Task statement
Please give this listing again with every "x-tick-label" swapped for "x-axis-label", keeping everything else the same. Leave the pictures out.

Supplied material

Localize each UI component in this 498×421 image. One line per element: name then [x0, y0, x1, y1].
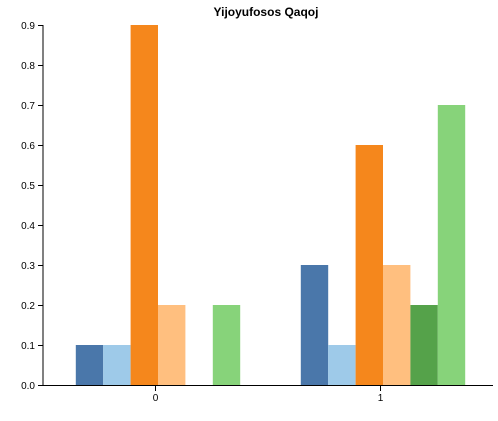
bar-cat0-series3 [130, 25, 158, 385]
y-tick-label: 0.2 [21, 301, 35, 312]
bar-cat0-series2 [103, 345, 131, 385]
y-tick-label: 0.1 [21, 341, 35, 352]
y-tick-label: 0.8 [21, 61, 35, 72]
y-tick-label: 0.6 [21, 141, 35, 152]
y-tick-label: 0.0 [21, 381, 35, 392]
x-tick-label: 0 [153, 393, 159, 404]
bar-cat0-series4 [158, 305, 186, 385]
bar-cat1-series3 [355, 145, 383, 385]
bar-cat1-series1 [300, 265, 329, 385]
chart-title: Yijoyufosos Qaqoj [214, 5, 319, 19]
bar-cat1-series6 [437, 105, 466, 385]
bar-cat0-series6 [212, 305, 241, 385]
bar-cat1-series2 [328, 345, 356, 385]
y-tick-label: 0.4 [21, 221, 35, 232]
bar-cat0-series1 [75, 345, 104, 385]
y-tick-label: 0.5 [21, 181, 35, 192]
y-tick-label: 0.7 [21, 101, 35, 112]
y-tick-label: 0.9 [21, 21, 35, 32]
bars-group [75, 25, 466, 385]
y-axis: 0.0 0.1 0.2 0.3 0.4 0.5 0.6 0.7 0.8 0.9 [21, 21, 44, 392]
bar-cat1-series5 [410, 305, 438, 385]
y-tick-label: 0.3 [21, 261, 35, 272]
x-tick-label: 1 [378, 393, 384, 404]
bar-cat1-series4 [383, 265, 411, 385]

Reply to the exercise
Localize each UI component in this 498×421 image. One line per element: name then [x0, y0, x1, y1].
bar-cat0-series3 [130, 25, 158, 385]
y-tick-label: 0.2 [21, 301, 35, 312]
bar-cat0-series2 [103, 345, 131, 385]
y-tick-label: 0.1 [21, 341, 35, 352]
y-tick-label: 0.8 [21, 61, 35, 72]
y-tick-label: 0.6 [21, 141, 35, 152]
y-tick-label: 0.0 [21, 381, 35, 392]
x-axis-label: 0 [153, 393, 159, 404]
bar-cat0-series4 [158, 305, 186, 385]
bar-cat1-series3 [355, 145, 383, 385]
bar-cat1-series1 [300, 265, 329, 385]
chart-title: Yijoyufosos Qaqoj [214, 5, 319, 19]
bar-cat1-series6 [437, 105, 466, 385]
bar-cat0-series6 [212, 305, 241, 385]
bar-cat1-series2 [328, 345, 356, 385]
y-tick-label: 0.4 [21, 221, 35, 232]
bar-cat0-series1 [75, 345, 104, 385]
y-tick-label: 0.5 [21, 181, 35, 192]
y-tick-label: 0.7 [21, 101, 35, 112]
y-tick-label: 0.9 [21, 21, 35, 32]
bars-group [75, 25, 466, 385]
y-axis: 0.0 0.1 0.2 0.3 0.4 0.5 0.6 0.7 0.8 0.9 [21, 21, 44, 392]
bar-cat1-series5 [410, 305, 438, 385]
y-tick-label: 0.3 [21, 261, 35, 272]
x-axis-label: 1 [378, 393, 384, 404]
bar-cat1-series4 [383, 265, 411, 385]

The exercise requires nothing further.